:: TASK DESCRIPTION ::
This exercise calls for an exact copy of the data below.

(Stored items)
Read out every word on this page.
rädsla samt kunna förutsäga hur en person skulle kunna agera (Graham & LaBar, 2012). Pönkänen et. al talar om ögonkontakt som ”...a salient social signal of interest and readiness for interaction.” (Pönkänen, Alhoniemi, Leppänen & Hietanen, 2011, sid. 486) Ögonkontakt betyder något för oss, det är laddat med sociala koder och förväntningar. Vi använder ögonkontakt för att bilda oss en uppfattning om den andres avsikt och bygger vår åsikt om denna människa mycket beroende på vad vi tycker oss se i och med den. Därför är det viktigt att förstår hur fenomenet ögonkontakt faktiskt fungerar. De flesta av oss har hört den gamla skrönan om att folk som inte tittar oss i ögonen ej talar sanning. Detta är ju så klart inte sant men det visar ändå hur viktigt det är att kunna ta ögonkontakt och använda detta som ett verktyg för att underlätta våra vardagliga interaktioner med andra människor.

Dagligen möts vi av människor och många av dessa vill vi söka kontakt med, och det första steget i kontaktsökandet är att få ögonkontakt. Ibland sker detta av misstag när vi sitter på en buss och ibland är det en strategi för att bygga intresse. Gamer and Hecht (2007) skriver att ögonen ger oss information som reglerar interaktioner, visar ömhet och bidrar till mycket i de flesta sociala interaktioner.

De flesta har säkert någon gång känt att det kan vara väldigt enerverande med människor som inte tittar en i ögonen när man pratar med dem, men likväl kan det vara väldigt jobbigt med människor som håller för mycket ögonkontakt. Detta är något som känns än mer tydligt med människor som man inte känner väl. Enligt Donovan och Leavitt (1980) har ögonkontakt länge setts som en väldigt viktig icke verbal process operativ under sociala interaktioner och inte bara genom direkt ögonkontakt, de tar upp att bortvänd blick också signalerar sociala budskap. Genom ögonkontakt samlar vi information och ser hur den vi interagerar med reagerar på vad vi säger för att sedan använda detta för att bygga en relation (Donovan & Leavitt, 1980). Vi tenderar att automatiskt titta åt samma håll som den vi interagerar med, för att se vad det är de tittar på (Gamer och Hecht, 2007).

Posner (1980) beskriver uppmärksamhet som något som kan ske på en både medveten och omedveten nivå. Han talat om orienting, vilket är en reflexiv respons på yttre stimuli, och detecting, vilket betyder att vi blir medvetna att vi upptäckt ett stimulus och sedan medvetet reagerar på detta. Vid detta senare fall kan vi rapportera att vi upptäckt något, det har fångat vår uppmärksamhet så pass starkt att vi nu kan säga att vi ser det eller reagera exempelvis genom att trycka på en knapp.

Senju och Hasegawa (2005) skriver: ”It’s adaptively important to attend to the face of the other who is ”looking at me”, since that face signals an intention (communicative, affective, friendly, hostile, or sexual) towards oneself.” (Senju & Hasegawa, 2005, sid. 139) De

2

:: THE ANSWER ::
Read out every word on this page.
rädsla samt kunna förutsäga hur en person skulle kunna agera (Graham & LaBar, 2012). Pönkänen et. al talar om ögonkontakt som ”...a salient social signal of interest and readiness for interaction.” (Pönkänen, Alhoniemi, Leppänen & Hietanen, 2011, sid. 486) Ögonkontakt betyder något för oss, det är laddat med sociala koder och förväntningar. Vi använder ögonkontakt för att bilda oss en uppfattning om den andres avsikt och bygger vår åsikt om denna människa mycket beroende på vad vi tycker oss se i och med den. Därför är det viktigt att förstår hur fenomenet ögonkontakt faktiskt fungerar. De flesta av oss har hört den gamla skrönan om att folk som inte tittar oss i ögonen ej talar sanning. Detta är ju så klart inte sant men det visar ändå hur viktigt det är att kunna ta ögonkontakt och använda detta som ett verktyg för att underlätta våra vardagliga interaktioner med andra människor.

Dagligen möts vi av människor och många av dessa vill vi söka kontakt med, och det första steget i kontaktsökandet är att få ögonkontakt. Ibland sker detta av misstag när vi sitter på en buss och ibland är det en strategi för att bygga intresse. Gamer and Hecht (2007) skriver att ögonen ger oss information som reglerar interaktioner, visar ömhet och bidrar till mycket i de flesta sociala interaktioner.

De flesta har säkert någon gång känt att det kan vara väldigt enerverande med människor som inte tittar en i ögonen när man pratar med dem, men likväl kan det vara väldigt jobbigt med människor som håller för mycket ögonkontakt. Detta är något som känns än mer tydligt med människor som man inte känner väl. Enligt Donovan och Leavitt (1980) har ögonkontakt länge setts som en väldigt viktig icke verbal process operativ under sociala interaktioner och inte bara genom direkt ögonkontakt, de tar upp att bortvänd blick också signalerar sociala budskap. Genom ögonkontakt samlar vi information och ser hur den vi interagerar med reagerar på vad vi säger för att sedan använda detta för att bygga en relation (Donovan & Leavitt, 1980). Vi tenderar att automatiskt titta åt samma håll som den vi interagerar med, för att se vad det är de tittar på (Gamer och Hecht, 2007).

Posner (1980) beskriver uppmärksamhet som något som kan ske på en både medveten och omedveten nivå. Han talat om orienting, vilket är en reflexiv respons på yttre stimuli, och detecting, vilket betyder att vi blir medvetna att vi upptäckt ett stimulus och sedan medvetet reagerar på detta. Vid detta senare fall kan vi rapportera att vi upptäckt något, det har fångat vår uppmärksamhet så pass starkt att vi nu kan säga att vi ser det eller reagera exempelvis genom att trycka på en knapp.

Senju och Hasegawa (2005) skriver: ”It’s adaptively important to attend to the face of the other who is ”looking at me”, since that face signals an intention (communicative, affective, friendly, hostile, or sexual) towards oneself.” (Senju & Hasegawa, 2005, sid. 139) De

2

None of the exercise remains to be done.